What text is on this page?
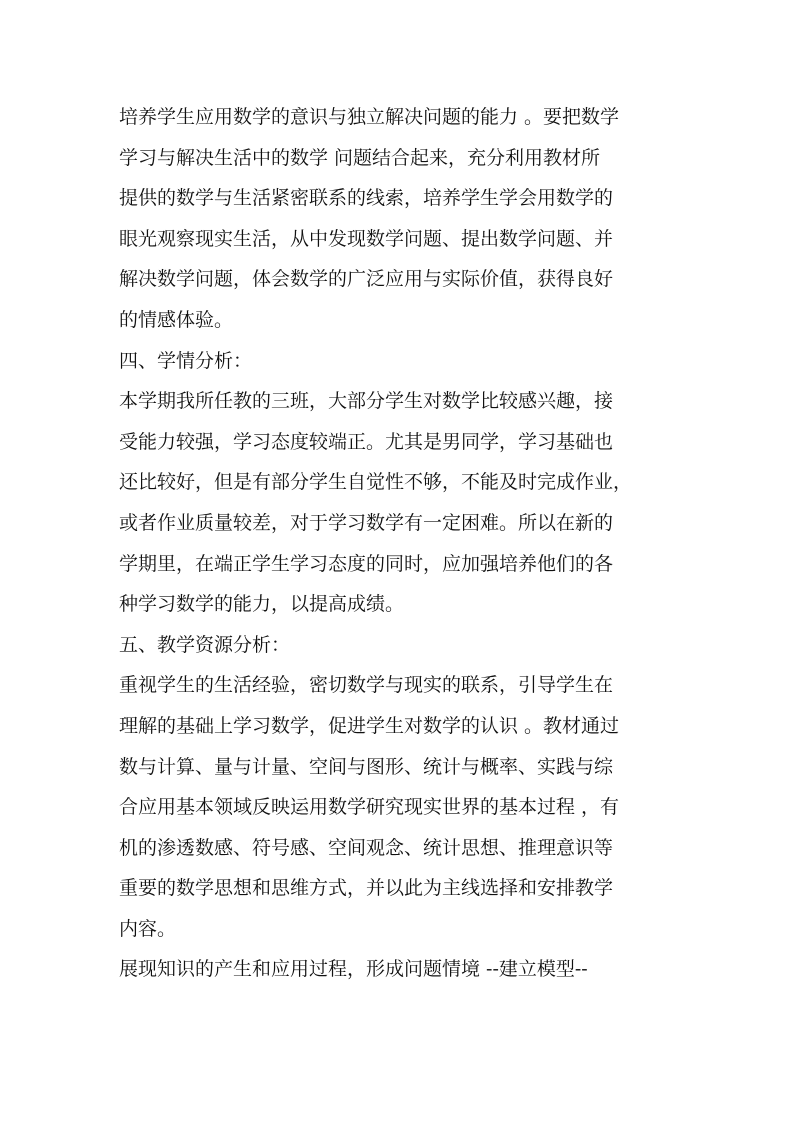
培养学生应用数学的意识与独立解决问题的能力 。要把数学
学习与解决生活中的数学 问题结合起来，充分利用教材所
提供的数学与生活紧密联系的线索，培养学生学会用数学的
眼光观察现实生活，从中发现数学问题、提出数学问题、并
解决数学问题，体会数学的广泛应用与实际价值，获得良好
的情感体验。
四、学情分析：
本学期我所任教的三班，大部分学生对数学比较感兴趣，接
受能力较强，学习态度较端正。尤其是男同学，学习基础也
还比较好，但是有部分学生自觉性不够，不能及时完成作业，
或者作业质量较差，对于学习数学有一定困难。所以在新的
学期里，在端正学生学习态度的同时，应加强培养他们的各
种学习数学的能力，以提高成绩。
五、教学资源分析：
重视学生的生活经验，密切数学与现实的联系，引导学生在
理解的基础上学习数学，促进学生对数学的认识 。教材通过
数与计算、量与计量、空间与图形、统计与概率、实践与综
合应用基本领域反映运用数学研究现实世界的基本过程 ，有
机的渗透数感、符号感、空间观念、统计思想、推理意识等
重要的数学思想和思维方式，并以此为主线选择和安排教学
内容。
展现知识的产生和应用过程，形成问题情境 --建立模型--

────────────────────────────────────────

▶ _Short exercise_
Reproduce the material word for word, minus the images.

▶ _Expected answer_
What text is on this page?
培养学生应用数学的意识与独立解决问题的能力 。要把数学
学习与解决生活中的数学 问题结合起来，充分利用教材所
提供的数学与生活紧密联系的线索，培养学生学会用数学的
眼光观察现实生活，从中发现数学问题、提出数学问题、并
解决数学问题，体会数学的广泛应用与实际价值，获得良好
的情感体验。
四、学情分析：
本学期我所任教的三班，大部分学生对数学比较感兴趣，接
受能力较强，学习态度较端正。尤其是男同学，学习基础也
还比较好，但是有部分学生自觉性不够，不能及时完成作业，
或者作业质量较差，对于学习数学有一定困难。所以在新的
学期里，在端正学生学习态度的同时，应加强培养他们的各
种学习数学的能力，以提高成绩。
五、教学资源分析：
重视学生的生活经验，密切数学与现实的联系，引导学生在
理解的基础上学习数学，促进学生对数学的认识 。教材通过
数与计算、量与计量、空间与图形、统计与概率、实践与综
合应用基本领域反映运用数学研究现实世界的基本过程 ，有
机的渗透数感、符号感、空间观念、统计思想、推理意识等
重要的数学思想和思维方式，并以此为主线选择和安排教学
内容。
展现知识的产生和应用过程，形成问题情境 --建立模型--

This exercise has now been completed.